- [WRITTEN PROBLEM] Give the data again exactly as written, skipping any pictures.

(Items from a dataset)

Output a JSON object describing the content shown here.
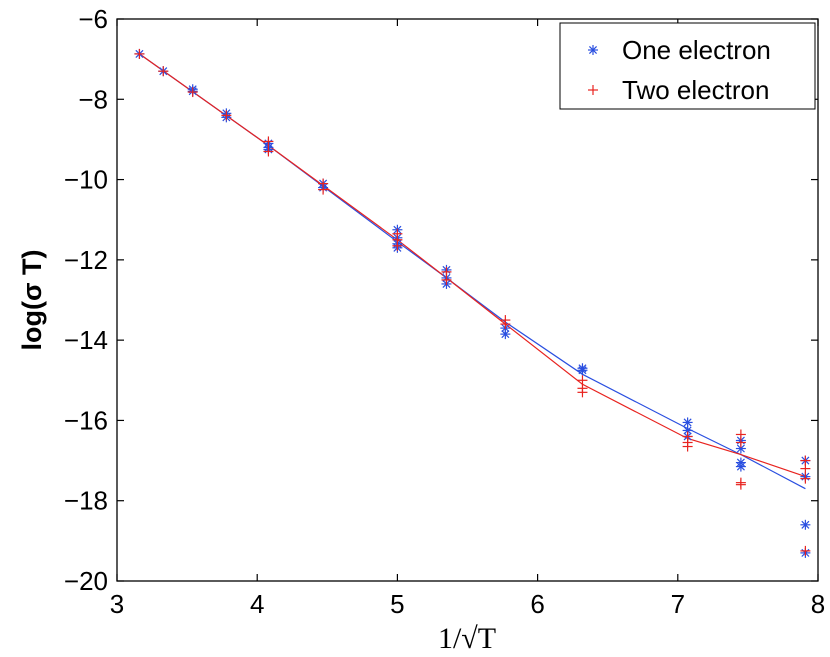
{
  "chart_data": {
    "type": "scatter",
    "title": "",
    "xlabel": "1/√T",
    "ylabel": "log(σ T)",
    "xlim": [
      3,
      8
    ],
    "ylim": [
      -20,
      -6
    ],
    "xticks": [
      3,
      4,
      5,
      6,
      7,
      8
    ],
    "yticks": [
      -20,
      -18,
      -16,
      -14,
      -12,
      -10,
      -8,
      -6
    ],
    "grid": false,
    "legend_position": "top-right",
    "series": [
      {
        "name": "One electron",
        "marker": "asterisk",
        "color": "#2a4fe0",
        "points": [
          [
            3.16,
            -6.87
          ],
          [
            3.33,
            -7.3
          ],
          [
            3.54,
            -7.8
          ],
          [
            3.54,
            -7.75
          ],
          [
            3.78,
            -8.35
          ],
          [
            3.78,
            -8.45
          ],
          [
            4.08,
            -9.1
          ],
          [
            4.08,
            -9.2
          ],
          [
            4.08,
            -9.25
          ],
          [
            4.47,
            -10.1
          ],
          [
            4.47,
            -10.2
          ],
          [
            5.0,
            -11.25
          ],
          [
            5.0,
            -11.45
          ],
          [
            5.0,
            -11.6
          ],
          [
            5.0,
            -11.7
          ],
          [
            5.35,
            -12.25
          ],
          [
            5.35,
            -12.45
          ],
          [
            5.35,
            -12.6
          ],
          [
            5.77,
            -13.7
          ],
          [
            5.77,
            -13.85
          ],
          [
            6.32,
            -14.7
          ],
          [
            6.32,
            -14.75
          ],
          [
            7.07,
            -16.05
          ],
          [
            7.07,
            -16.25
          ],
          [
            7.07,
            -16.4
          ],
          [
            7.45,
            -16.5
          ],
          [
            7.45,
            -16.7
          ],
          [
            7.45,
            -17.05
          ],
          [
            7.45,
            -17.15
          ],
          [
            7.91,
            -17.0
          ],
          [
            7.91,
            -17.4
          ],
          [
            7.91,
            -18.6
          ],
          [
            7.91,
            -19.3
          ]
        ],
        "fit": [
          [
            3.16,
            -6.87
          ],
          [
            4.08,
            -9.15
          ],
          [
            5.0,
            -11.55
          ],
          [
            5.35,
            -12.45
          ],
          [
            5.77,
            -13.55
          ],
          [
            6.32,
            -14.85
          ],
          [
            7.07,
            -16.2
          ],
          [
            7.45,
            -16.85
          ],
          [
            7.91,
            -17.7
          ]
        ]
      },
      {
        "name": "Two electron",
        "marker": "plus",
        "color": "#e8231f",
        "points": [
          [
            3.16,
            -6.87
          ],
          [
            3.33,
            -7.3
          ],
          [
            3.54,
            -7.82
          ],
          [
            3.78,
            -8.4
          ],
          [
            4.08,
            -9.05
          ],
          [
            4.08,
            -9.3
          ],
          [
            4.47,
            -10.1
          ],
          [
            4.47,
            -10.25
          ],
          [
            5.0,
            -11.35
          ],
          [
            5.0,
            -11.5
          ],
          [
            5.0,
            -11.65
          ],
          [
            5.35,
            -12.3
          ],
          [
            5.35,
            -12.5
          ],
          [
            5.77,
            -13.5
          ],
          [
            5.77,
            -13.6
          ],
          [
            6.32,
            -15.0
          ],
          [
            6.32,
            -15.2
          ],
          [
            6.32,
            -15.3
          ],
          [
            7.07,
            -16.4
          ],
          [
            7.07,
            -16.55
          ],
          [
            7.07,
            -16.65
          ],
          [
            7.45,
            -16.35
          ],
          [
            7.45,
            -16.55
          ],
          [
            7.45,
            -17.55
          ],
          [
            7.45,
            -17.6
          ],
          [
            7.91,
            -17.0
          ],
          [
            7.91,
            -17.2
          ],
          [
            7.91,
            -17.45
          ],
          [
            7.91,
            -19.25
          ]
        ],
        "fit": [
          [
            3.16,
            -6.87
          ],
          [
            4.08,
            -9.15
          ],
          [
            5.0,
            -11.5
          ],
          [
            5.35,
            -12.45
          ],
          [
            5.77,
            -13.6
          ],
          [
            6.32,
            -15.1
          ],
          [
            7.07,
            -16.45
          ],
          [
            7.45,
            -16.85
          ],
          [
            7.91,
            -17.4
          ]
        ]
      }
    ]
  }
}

- [SOLUTION TO THIS PROBLEM]
Output a JSON object describing the content shown here.
{
  "chart_data": {
    "type": "scatter",
    "title": "",
    "xlabel": "1/√T",
    "ylabel": "log(σ T)",
    "xlim": [
      3,
      8
    ],
    "ylim": [
      -20,
      -6
    ],
    "xticks": [
      3,
      4,
      5,
      6,
      7,
      8
    ],
    "yticks": [
      -20,
      -18,
      -16,
      -14,
      -12,
      -10,
      -8,
      -6
    ],
    "grid": false,
    "legend_position": "top-right",
    "series": [
      {
        "name": "One electron",
        "marker": "asterisk",
        "color": "#2a4fe0",
        "points": [
          [
            3.16,
            -6.87
          ],
          [
            3.33,
            -7.3
          ],
          [
            3.54,
            -7.8
          ],
          [
            3.54,
            -7.75
          ],
          [
            3.78,
            -8.35
          ],
          [
            3.78,
            -8.45
          ],
          [
            4.08,
            -9.1
          ],
          [
            4.08,
            -9.2
          ],
          [
            4.08,
            -9.25
          ],
          [
            4.47,
            -10.1
          ],
          [
            4.47,
            -10.2
          ],
          [
            5.0,
            -11.25
          ],
          [
            5.0,
            -11.45
          ],
          [
            5.0,
            -11.6
          ],
          [
            5.0,
            -11.7
          ],
          [
            5.35,
            -12.25
          ],
          [
            5.35,
            -12.45
          ],
          [
            5.35,
            -12.6
          ],
          [
            5.77,
            -13.7
          ],
          [
            5.77,
            -13.85
          ],
          [
            6.32,
            -14.7
          ],
          [
            6.32,
            -14.75
          ],
          [
            7.07,
            -16.05
          ],
          [
            7.07,
            -16.25
          ],
          [
            7.07,
            -16.4
          ],
          [
            7.45,
            -16.5
          ],
          [
            7.45,
            -16.7
          ],
          [
            7.45,
            -17.05
          ],
          [
            7.45,
            -17.15
          ],
          [
            7.91,
            -17.0
          ],
          [
            7.91,
            -17.4
          ],
          [
            7.91,
            -18.6
          ],
          [
            7.91,
            -19.3
          ]
        ],
        "fit": [
          [
            3.16,
            -6.87
          ],
          [
            4.08,
            -9.15
          ],
          [
            5.0,
            -11.55
          ],
          [
            5.35,
            -12.45
          ],
          [
            5.77,
            -13.55
          ],
          [
            6.32,
            -14.85
          ],
          [
            7.07,
            -16.2
          ],
          [
            7.45,
            -16.85
          ],
          [
            7.91,
            -17.7
          ]
        ]
      },
      {
        "name": "Two electron",
        "marker": "plus",
        "color": "#e8231f",
        "points": [
          [
            3.16,
            -6.87
          ],
          [
            3.33,
            -7.3
          ],
          [
            3.54,
            -7.82
          ],
          [
            3.78,
            -8.4
          ],
          [
            4.08,
            -9.05
          ],
          [
            4.08,
            -9.3
          ],
          [
            4.47,
            -10.1
          ],
          [
            4.47,
            -10.25
          ],
          [
            5.0,
            -11.35
          ],
          [
            5.0,
            -11.5
          ],
          [
            5.0,
            -11.65
          ],
          [
            5.35,
            -12.3
          ],
          [
            5.35,
            -12.5
          ],
          [
            5.77,
            -13.5
          ],
          [
            5.77,
            -13.6
          ],
          [
            6.32,
            -15.0
          ],
          [
            6.32,
            -15.2
          ],
          [
            6.32,
            -15.3
          ],
          [
            7.07,
            -16.4
          ],
          [
            7.07,
            -16.55
          ],
          [
            7.07,
            -16.65
          ],
          [
            7.45,
            -16.35
          ],
          [
            7.45,
            -16.55
          ],
          [
            7.45,
            -17.55
          ],
          [
            7.45,
            -17.6
          ],
          [
            7.91,
            -17.0
          ],
          [
            7.91,
            -17.2
          ],
          [
            7.91,
            -17.45
          ],
          [
            7.91,
            -19.25
          ]
        ],
        "fit": [
          [
            3.16,
            -6.87
          ],
          [
            4.08,
            -9.15
          ],
          [
            5.0,
            -11.5
          ],
          [
            5.35,
            -12.45
          ],
          [
            5.77,
            -13.6
          ],
          [
            6.32,
            -15.1
          ],
          [
            7.07,
            -16.45
          ],
          [
            7.45,
            -16.85
          ],
          [
            7.91,
            -17.4
          ]
        ]
      }
    ]
  }
}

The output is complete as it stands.